##### Excerpt provided #####

4. Tastebuds Have you ever been on a second date with someone who told you on the first date that Creed was their favorite band? Neither have I. For anyone who ranks music taste as the most important deciding factor in a mate, Tastebuds provides a way to reveal a potential deal-breaker even before the first date. The concept is simple -- choose your favorite music and let the website pair you to those with similar tastes... or browse on your own and weed out the duds. The site is also great if you're looking to talk music with those interested in similar styles.

5. Stereomood There are a couple things I don't love about this website, primarily the unfortunate repeat of songs over multiple playlists, but the concept alone is worth mentioning. Surf over to the homepage and you'll find a list of moods ranging from "let's party" and "gangsta" to "rainy day" and my personal favorite, "road trip." Head into work, check the weather and assess your frame of mind, then simply click on the word or phrase that best suits your mood. The site will generate a playlist centered around how you are feeling. Perfect for the lazy as well as the busy and a great way to expose your ears to some new artists.

6. TheSixtyOne TheSixtyOne describes itself as a way for new artists to make music and for listeners to decide what's good. When you venture to the website, you are immediately greeted with a screen-sized photo of the artist or some form of artwork the artist has chosen, accompanied by a tune and sporadic pop-ups describing the musician or band. If you don't like what you're listening to, click through to the next song, and like a slideshow, a new one will replace the last. If you like what you're listening to, you can favorite, share, comment or even download the track to your personal iTunes library. You can also filter songs by top, popular and mood if you're looking for something a little less random. TheSixtyOne is sleek and not overly complicated or jumbled with ads -- a great way to hear new music without all the internet overkill.

7. Songkick In the past, I've always turned to Pollstar as my go-to concert aggregator. My one complaint was that smaller venues didn't seem to get much love, and in big cities (or in cities where big bands sometimes play small venues), I felt like the site was skipping over a lot of worthwhile performances just because they were not hosted in an arena or selling tickets through Ticketmaster. Enter Songkick, a concert aggregator that doesn't skimp out on the little guys. Of course you aren't going to find every show from every band in NYC on this site, but you will find many that you won't see on any other national concert aggregator. You can also track bands and venues you like best, allowing only the shows you want to know about come right to you rather than having to skim an entire list of shows to find the ones you're looking for.

8. 8tracks 8tracks is not the most innovative site on this list, but for what it does -- internet radio mixtapes -- it does it well. Users can browse 8track's collection of mixes by artist or genre and add those with the best mixes to a list of favorites. I like to think of this as the digital version of checking "yes" on a "will you go out with me?" note secured with scotch tape to a homemade casette. If you think you're a mixtape guru, you can test your skills by uploading your own set and letting the 8tracks community decide.

9. Tubeify If you're using YouTube to play and share songs quickly and without committing to the whole download process, then you may want to keep your eye on Tubeify. The site is currently run on an invite-only basis, but you can request an invitation easily by clicking here. The site is brilliant -- a nice and easy-to-navigate blend of two of my favorite websites -- YouTube and last.fm. Since Tubeify is run by last.fm's API rather than YouTube's, the site performs with more music-friendly methods in mind. For example, you can search for new music without interrupting the song you are playing and generate playlists which can be saved for your own ears or shared easily amongst friends. Although I am more concerned about whether the song is one that I enjoy, Tubeify throws a dash of Billboard into the website blend, notifying users if the music they are listening to has made it on to any charts worldwide.

##### Data extract #####

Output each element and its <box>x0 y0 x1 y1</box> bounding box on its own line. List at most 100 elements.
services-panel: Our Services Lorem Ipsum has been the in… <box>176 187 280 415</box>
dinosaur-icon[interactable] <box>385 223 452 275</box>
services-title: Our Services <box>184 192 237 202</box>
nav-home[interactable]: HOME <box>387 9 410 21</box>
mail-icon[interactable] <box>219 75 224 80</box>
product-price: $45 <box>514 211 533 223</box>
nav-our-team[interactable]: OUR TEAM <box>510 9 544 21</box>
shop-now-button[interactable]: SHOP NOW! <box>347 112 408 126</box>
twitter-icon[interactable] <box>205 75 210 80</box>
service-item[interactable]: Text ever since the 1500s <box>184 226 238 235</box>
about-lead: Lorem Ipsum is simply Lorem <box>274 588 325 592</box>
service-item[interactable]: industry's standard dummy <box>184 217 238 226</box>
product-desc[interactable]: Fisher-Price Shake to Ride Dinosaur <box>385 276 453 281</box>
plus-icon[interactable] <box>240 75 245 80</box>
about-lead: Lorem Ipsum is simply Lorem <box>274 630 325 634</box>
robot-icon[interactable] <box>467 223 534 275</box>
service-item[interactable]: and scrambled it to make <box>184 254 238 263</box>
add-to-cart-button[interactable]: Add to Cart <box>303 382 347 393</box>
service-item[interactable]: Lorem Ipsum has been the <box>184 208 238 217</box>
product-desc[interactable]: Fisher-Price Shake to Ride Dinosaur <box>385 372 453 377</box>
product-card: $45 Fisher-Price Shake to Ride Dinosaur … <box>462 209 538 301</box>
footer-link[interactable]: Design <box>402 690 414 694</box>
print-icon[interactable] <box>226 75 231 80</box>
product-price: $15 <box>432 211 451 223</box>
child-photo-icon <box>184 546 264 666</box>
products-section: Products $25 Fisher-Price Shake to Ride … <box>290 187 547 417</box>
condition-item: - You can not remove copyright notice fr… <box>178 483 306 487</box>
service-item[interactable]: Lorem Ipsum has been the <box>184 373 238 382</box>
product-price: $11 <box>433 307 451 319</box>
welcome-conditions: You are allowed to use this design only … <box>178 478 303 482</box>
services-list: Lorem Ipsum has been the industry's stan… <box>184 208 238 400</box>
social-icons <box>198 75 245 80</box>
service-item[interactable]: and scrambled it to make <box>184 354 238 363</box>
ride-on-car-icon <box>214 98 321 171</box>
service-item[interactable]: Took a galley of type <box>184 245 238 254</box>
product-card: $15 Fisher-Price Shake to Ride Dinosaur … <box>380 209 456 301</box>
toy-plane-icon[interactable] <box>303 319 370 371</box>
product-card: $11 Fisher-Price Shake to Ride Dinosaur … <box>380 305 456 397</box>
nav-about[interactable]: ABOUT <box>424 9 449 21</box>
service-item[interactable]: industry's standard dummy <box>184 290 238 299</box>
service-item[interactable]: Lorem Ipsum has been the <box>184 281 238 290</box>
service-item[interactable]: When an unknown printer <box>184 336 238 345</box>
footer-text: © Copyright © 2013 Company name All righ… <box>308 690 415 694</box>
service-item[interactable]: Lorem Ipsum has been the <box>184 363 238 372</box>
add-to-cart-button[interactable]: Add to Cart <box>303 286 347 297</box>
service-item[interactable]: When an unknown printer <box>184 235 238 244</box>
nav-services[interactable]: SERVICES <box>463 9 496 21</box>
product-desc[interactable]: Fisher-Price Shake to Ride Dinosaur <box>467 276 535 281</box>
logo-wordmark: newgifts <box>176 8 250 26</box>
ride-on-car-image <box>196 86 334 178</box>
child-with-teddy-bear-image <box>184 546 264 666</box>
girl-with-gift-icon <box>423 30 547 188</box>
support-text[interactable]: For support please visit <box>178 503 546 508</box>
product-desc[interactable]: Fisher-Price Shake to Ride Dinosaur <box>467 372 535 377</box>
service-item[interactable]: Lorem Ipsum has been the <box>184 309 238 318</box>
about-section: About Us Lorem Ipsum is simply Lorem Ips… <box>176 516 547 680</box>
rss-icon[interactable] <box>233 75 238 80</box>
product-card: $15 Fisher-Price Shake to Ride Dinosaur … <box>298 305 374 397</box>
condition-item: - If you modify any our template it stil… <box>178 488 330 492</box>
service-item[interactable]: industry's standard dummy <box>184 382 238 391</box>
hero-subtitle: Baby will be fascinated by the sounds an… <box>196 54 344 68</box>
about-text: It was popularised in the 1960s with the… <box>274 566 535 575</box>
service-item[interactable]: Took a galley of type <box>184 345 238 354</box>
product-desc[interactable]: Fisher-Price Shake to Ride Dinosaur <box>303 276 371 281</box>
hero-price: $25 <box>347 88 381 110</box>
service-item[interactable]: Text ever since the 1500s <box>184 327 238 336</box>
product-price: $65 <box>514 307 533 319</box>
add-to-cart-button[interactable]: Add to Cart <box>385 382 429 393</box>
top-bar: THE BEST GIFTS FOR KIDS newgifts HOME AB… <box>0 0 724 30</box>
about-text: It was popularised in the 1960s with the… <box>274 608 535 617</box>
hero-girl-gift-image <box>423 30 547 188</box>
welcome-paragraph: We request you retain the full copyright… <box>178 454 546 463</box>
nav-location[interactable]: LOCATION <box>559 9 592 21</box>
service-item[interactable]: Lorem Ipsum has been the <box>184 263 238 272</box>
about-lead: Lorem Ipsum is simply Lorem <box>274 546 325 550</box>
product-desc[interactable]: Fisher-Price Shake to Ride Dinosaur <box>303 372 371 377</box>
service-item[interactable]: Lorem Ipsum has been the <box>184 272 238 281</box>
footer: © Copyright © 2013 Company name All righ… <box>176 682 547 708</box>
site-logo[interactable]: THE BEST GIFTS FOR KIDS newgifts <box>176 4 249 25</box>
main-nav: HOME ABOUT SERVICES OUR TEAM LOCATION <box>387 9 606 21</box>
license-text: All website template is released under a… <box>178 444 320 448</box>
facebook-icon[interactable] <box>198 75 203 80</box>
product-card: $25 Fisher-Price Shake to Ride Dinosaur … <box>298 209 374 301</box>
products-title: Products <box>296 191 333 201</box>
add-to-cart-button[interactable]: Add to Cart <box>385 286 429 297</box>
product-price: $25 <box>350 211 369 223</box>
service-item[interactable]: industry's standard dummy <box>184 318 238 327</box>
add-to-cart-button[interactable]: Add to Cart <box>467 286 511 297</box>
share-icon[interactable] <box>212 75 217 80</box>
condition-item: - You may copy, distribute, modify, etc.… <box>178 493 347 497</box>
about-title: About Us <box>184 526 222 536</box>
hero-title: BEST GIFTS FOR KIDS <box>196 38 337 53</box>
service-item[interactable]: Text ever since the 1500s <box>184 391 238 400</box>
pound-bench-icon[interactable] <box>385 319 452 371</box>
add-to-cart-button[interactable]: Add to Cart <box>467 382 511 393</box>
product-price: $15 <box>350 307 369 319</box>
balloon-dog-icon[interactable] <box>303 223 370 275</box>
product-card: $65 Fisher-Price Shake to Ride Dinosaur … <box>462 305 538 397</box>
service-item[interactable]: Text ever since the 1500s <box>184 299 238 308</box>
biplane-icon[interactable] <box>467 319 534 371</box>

#####

_Task requirements_.
Please write out the part of the music websites excerpt above, word for word, starting at "7. Songkick In" and ending at "you're looking for.".

_Solved exercise_.
7. Songkick In the past, I've always turned to Pollstar as my go-to concert aggregator. My one complaint was that smaller venues didn't seem to get much love, and in big cities (or in cities where big bands sometimes play small venues), I felt like the site was skipping over a lot of worthwhile performances just because they were not hosted in an arena or selling tickets through Ticketmaster. Enter Songkick, a concert aggregator that doesn't skimp out on the little guys. Of course you aren't going to find every show from every band in NYC on this site, but you will find many that you won't see on any other national concert aggregator. You can also track bands and venues you like best, allowing only the shows you want to know about come right to you rather than having to skim an entire list of shows to find the ones you're looking for.